> _EXERCISES TO COMPLETE_
**a.** List the groups the passage on elders names as the "familyless."
**b.** Answer these questions on the passage on elders:
(i) What does society expect older people to buy before driving into the sunset?
(ii) According to the passage, why do elders no longer need to protect themselves?
(iii) Whom does a truly grand-father help, according to the second sentence?
━━━━━ DOCUMENT EXTRACT ━━━━━
After his children have become men and women, a truly grand-father becomes a guide. He helps those who are climbing for the first time. He rescues those who didn’t bring maps, forgot their supplies, or even got lost. Elders give life to the “familyless”–the widows, orphans and strangers. They help their community to mature and reach its identity.
Trust is built by elders because they live transparent lives. They no longer hide what they feel so they can be “cool.” They are real in ways they haven’t been since they were children. They no longer need to protect themselves because they have learned to suffer well. Elders don’t withdraw when things go wrong and people fail to live from their hearts. Through authentic involvement, elders resynchronize their community from its broken relationships, failures and failed trust. Elders may not do the work but they help others get their timing right. “This is not the time for that,” they say and then again, “this is the time to do something else.”
Many people could use an elder or a grandfather. In our society we expect older people to buy a Winnebago and drive into the sunset. We, therefore, have few elders, few spare fathers, few guides, and few people helping those in need. There is a great lack of elders in our churches and communities. We need men who have been to the mountain.
━━━━━ EXCERPTED RECORDS ━━━━━
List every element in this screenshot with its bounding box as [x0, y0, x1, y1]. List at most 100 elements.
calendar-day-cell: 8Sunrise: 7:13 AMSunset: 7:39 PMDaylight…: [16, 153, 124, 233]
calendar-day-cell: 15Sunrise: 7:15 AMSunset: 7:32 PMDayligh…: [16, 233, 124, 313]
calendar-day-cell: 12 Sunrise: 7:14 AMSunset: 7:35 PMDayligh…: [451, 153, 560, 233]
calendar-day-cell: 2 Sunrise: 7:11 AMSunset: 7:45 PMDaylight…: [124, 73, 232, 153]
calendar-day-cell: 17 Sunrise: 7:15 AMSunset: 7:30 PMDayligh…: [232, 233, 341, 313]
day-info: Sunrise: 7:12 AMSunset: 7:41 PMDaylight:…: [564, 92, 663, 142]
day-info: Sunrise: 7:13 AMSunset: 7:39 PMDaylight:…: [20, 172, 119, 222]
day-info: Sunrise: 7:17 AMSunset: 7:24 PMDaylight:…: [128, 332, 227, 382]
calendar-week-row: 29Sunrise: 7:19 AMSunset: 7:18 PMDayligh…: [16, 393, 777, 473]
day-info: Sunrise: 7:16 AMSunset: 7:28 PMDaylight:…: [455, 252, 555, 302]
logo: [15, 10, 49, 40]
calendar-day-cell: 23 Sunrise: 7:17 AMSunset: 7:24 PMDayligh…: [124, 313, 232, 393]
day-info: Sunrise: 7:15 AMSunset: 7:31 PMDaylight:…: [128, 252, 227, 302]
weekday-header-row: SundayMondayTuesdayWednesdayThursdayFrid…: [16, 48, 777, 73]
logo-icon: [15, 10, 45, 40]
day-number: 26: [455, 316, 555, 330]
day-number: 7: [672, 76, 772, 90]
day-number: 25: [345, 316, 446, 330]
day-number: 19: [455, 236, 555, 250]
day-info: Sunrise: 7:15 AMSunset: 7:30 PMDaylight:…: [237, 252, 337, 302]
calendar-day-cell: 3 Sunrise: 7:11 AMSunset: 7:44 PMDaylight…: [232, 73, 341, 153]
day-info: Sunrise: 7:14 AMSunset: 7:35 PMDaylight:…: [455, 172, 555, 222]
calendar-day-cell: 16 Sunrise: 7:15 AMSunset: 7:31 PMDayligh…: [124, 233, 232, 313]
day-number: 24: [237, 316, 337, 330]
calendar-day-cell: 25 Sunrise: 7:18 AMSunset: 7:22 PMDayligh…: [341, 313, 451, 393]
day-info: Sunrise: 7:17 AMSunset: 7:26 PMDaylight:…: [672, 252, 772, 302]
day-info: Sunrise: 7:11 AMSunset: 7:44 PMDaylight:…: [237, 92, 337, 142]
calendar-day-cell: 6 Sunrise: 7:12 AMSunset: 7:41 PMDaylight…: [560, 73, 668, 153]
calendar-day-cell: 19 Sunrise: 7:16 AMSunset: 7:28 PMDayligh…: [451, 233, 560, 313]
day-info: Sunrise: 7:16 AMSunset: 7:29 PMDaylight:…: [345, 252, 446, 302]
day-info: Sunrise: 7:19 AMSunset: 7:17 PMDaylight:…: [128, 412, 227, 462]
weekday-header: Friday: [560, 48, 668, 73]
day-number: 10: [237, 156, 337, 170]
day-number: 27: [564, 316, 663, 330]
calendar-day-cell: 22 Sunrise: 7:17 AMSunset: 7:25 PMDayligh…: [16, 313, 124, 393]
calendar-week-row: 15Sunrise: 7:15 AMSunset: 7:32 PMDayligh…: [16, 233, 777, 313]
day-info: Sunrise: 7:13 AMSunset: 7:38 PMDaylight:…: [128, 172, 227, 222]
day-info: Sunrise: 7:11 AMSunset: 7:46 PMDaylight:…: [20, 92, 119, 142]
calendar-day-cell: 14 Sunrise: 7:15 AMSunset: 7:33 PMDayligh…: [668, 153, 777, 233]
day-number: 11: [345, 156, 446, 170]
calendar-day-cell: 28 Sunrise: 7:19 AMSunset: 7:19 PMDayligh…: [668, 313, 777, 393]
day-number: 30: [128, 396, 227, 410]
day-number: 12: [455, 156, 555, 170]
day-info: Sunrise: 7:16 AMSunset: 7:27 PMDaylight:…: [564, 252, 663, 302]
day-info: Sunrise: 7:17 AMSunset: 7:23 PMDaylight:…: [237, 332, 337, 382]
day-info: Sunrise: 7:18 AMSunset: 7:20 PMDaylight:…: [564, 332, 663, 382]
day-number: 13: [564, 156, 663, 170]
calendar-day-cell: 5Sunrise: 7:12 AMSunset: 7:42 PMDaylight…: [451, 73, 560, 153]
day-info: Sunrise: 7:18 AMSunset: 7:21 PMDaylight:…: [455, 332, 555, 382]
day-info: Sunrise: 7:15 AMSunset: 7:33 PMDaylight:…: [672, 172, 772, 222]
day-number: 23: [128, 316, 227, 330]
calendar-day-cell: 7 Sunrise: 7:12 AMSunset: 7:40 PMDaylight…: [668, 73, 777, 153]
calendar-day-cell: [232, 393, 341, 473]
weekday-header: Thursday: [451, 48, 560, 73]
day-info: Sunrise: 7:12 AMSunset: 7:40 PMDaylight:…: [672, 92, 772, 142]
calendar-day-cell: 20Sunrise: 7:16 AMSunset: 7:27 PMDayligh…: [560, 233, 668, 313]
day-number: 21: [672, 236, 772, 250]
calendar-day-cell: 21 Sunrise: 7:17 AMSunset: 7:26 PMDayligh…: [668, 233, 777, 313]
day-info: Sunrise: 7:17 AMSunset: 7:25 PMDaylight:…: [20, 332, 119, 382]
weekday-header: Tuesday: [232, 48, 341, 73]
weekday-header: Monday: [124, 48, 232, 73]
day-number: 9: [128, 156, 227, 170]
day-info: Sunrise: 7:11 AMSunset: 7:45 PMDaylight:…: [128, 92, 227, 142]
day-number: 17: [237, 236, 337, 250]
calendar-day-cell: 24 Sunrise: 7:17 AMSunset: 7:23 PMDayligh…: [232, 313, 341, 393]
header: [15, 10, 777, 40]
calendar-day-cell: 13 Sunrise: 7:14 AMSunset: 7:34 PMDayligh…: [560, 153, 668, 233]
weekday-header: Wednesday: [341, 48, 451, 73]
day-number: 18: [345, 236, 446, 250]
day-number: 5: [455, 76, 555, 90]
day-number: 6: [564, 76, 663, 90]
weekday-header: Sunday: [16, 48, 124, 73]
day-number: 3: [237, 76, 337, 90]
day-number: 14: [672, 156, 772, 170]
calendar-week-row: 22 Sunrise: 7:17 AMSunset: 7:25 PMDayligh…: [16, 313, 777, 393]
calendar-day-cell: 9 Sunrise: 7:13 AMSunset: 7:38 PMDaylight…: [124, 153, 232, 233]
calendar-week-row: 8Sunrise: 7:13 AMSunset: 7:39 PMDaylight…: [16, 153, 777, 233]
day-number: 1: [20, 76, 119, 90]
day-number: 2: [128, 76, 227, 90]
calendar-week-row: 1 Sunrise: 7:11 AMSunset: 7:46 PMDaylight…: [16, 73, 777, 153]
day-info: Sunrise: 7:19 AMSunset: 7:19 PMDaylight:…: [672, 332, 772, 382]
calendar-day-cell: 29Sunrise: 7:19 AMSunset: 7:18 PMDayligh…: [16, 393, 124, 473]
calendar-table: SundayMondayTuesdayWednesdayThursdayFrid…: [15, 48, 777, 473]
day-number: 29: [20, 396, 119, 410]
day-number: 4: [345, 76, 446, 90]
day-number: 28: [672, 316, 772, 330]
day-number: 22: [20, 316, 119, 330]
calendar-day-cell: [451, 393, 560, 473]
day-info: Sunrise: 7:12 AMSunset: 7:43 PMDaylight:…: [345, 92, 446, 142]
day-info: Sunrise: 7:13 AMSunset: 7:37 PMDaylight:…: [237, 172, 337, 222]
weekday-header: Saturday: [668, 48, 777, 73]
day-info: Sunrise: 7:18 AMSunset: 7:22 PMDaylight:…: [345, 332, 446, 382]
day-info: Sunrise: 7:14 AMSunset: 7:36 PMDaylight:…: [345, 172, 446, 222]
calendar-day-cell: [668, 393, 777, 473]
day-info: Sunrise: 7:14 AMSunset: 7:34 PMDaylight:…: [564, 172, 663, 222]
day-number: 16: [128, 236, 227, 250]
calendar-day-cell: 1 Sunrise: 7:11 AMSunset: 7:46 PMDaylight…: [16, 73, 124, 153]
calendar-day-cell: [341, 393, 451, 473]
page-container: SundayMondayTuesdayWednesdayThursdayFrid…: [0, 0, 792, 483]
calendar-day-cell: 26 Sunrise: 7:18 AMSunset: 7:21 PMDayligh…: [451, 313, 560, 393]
━━━━━
> _RESULTS BY TASK_
**a.**
Widows
Orphans
Strangers

**b.**
(i) A Winnebago.
(ii) They have learned to suffer well.
(iii) Those who are climbing for the first time.